§ Description of the task: Print all the entries verbatim.

§ Provided entries:

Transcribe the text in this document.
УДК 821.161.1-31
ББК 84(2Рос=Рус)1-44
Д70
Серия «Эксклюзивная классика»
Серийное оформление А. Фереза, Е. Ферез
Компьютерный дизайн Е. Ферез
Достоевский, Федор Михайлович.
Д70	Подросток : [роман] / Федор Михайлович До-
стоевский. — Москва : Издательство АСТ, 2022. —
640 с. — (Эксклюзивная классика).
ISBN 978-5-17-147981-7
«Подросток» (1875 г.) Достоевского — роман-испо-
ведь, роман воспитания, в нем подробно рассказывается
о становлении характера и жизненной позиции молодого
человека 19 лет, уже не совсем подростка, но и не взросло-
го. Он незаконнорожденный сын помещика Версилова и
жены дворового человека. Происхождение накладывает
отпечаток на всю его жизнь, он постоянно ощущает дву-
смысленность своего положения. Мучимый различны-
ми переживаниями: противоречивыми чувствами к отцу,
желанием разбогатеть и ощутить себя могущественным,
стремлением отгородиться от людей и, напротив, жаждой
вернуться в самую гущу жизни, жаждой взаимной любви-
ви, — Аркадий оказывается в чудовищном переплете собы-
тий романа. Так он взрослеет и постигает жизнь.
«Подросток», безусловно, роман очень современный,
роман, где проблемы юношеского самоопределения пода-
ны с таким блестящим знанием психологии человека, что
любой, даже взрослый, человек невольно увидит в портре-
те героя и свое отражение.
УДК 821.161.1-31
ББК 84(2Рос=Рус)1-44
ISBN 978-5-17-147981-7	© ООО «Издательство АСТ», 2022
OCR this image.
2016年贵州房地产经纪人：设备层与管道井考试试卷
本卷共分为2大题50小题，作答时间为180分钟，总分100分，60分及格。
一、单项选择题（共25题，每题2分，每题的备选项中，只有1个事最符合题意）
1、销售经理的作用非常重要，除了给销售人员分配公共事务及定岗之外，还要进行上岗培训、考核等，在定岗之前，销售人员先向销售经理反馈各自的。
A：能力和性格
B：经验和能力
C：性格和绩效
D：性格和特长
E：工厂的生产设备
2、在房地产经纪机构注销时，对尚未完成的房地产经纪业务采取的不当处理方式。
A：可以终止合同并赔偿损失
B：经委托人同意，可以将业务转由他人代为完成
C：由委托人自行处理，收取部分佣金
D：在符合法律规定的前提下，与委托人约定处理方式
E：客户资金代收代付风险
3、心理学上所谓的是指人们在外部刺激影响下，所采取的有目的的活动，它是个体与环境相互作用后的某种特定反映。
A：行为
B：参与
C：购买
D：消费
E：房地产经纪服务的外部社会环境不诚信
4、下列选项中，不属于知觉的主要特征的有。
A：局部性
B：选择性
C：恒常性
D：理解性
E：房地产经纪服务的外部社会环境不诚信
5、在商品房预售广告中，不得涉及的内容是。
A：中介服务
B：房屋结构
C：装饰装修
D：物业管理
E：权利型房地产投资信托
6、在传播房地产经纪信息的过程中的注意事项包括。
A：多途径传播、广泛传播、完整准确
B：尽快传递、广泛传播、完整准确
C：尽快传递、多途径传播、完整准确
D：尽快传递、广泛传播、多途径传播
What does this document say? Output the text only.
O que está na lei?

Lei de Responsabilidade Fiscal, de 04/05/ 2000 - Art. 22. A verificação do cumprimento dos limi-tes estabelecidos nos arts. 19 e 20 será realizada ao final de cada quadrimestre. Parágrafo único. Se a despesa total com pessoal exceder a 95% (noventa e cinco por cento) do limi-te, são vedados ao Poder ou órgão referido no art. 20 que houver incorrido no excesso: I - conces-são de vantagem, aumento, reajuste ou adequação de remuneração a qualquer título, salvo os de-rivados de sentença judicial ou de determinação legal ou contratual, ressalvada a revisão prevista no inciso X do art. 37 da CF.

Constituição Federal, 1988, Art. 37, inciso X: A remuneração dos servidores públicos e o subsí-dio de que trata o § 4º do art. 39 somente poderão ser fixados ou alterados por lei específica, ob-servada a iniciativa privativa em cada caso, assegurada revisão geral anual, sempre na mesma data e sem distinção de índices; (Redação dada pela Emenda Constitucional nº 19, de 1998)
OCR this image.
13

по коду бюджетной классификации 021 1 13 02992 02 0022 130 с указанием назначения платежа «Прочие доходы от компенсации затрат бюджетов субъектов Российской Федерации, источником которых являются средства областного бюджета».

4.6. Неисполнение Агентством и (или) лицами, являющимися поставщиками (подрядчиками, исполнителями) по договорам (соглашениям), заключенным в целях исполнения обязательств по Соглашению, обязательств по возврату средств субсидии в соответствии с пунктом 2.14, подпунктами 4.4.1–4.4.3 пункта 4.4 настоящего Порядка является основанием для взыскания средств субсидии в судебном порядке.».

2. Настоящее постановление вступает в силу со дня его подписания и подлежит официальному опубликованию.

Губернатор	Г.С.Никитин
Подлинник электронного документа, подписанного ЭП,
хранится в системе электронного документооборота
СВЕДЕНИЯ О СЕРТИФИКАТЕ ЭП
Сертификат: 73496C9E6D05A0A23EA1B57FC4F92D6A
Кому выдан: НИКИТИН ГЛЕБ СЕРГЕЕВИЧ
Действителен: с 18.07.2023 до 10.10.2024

§ Full solution:
Transcribe the text in this document.
УДК 821.161.1-31
ББК 84(2Рос=Рус)1-44
Д70
Серия «Эксклюзивная классика»
Серийное оформление А. Фереза, Е. Ферез
Компьютерный дизайн Е. Ферез
Достоевский, Федор Михайлович.
Д70	Подросток : [роман] / Федор Михайлович До-
стоевский. — Москва : Издательство АСТ, 2022. —
640 с. — (Эксклюзивная классика).
ISBN 978-5-17-147981-7
«Подросток» (1875 г.) Достоевского — роман-испо-
ведь, роман воспитания, в нем подробно рассказывается
о становлении характера и жизненной позиции молодого
человека 19 лет, уже не совсем подростка, но и не взросло-
го. Он незаконнорожденный сын помещика Версилова и
жены дворового человека. Происхождение накладывает
отпечаток на всю его жизнь, он постоянно ощущает дву-
смысленность своего положения. Мучимый различны-
ми переживаниями: противоречивыми чувствами к отцу,
желанием разбогатеть и ощутить себя могущественным,
стремлением отгородиться от людей и, напротив, жаждой
вернуться в самую гущу жизни, жаждой взаимной любви-
ви, — Аркадий оказывается в чудовищном переплете собы-
тий романа. Так он взрослеет и постигает жизнь.
«Подросток», безусловно, роман очень современный,
роман, где проблемы юношеского самоопределения пода-
ны с таким блестящим знанием психологии человека, что
любой, даже взрослый, человек невольно увидит в портре-
те героя и свое отражение.
УДК 821.161.1-31
ББК 84(2Рос=Рус)1-44
ISBN 978-5-17-147981-7	© ООО «Издательство АСТ», 2022
OCR this image.
2016年贵州房地产经纪人：设备层与管道井考试试卷
本卷共分为2大题50小题，作答时间为180分钟，总分100分，60分及格。
一、单项选择题（共25题，每题2分，每题的备选项中，只有1个事最符合题意）
1、销售经理的作用非常重要，除了给销售人员分配公共事务及定岗之外，还要进行上岗培训、考核等，在定岗之前，销售人员先向销售经理反馈各自的。
A：能力和性格
B：经验和能力
C：性格和绩效
D：性格和特长
E：工厂的生产设备
2、在房地产经纪机构注销时，对尚未完成的房地产经纪业务采取的不当处理方式。
A：可以终止合同并赔偿损失
B：经委托人同意，可以将业务转由他人代为完成
C：由委托人自行处理，收取部分佣金
D：在符合法律规定的前提下，与委托人约定处理方式
E：客户资金代收代付风险
3、心理学上所谓的是指人们在外部刺激影响下，所采取的有目的的活动，它是个体与环境相互作用后的某种特定反映。
A：行为
B：参与
C：购买
D：消费
E：房地产经纪服务的外部社会环境不诚信
4、下列选项中，不属于知觉的主要特征的有。
A：局部性
B：选择性
C：恒常性
D：理解性
E：房地产经纪服务的外部社会环境不诚信
5、在商品房预售广告中，不得涉及的内容是。
A：中介服务
B：房屋结构
C：装饰装修
D：物业管理
E：权利型房地产投资信托
6、在传播房地产经纪信息的过程中的注意事项包括。
A：多途径传播、广泛传播、完整准确
B：尽快传递、广泛传播、完整准确
C：尽快传递、多途径传播、完整准确
D：尽快传递、广泛传播、多途径传播
What does this document say? Output the text only.
O que está na lei?

Lei de Responsabilidade Fiscal, de 04/05/ 2000 - Art. 22. A verificação do cumprimento dos limi-tes estabelecidos nos arts. 19 e 20 será realizada ao final de cada quadrimestre. Parágrafo único. Se a despesa total com pessoal exceder a 95% (noventa e cinco por cento) do limi-te, são vedados ao Poder ou órgão referido no art. 20 que houver incorrido no excesso: I - conces-são de vantagem, aumento, reajuste ou adequação de remuneração a qualquer título, salvo os de-rivados de sentença judicial ou de determinação legal ou contratual, ressalvada a revisão prevista no inciso X do art. 37 da CF.

Constituição Federal, 1988, Art. 37, inciso X: A remuneração dos servidores públicos e o subsí-dio de que trata o § 4º do art. 39 somente poderão ser fixados ou alterados por lei específica, ob-servada a iniciativa privativa em cada caso, assegurada revisão geral anual, sempre na mesma data e sem distinção de índices; (Redação dada pela Emenda Constitucional nº 19, de 1998)
OCR this image.
13

по коду бюджетной классификации 021 1 13 02992 02 0022 130 с указанием назначения платежа «Прочие доходы от компенсации затрат бюджетов субъектов Российской Федерации, источником которых являются средства областного бюджета».

4.6. Неисполнение Агентством и (или) лицами, являющимися поставщиками (подрядчиками, исполнителями) по договорам (соглашениям), заключенным в целях исполнения обязательств по Соглашению, обязательств по возврату средств субсидии в соответствии с пунктом 2.14, подпунктами 4.4.1–4.4.3 пункта 4.4 настоящего Порядка является основанием для взыскания средств субсидии в судебном порядке.».

2. Настоящее постановление вступает в силу со дня его подписания и подлежит официальному опубликованию.

Губернатор	Г.С.Никитин
Подлинник электронного документа, подписанного ЭП,
хранится в системе электронного документооборота
СВЕДЕНИЯ О СЕРТИФИКАТЕ ЭП
Сертификат: 73496C9E6D05A0A23EA1B57FC4F92D6A
Кому выдан: НИКИТИН ГЛЕБ СЕРГЕЕВИЧ
Действителен: с 18.07.2023 до 10.10.2024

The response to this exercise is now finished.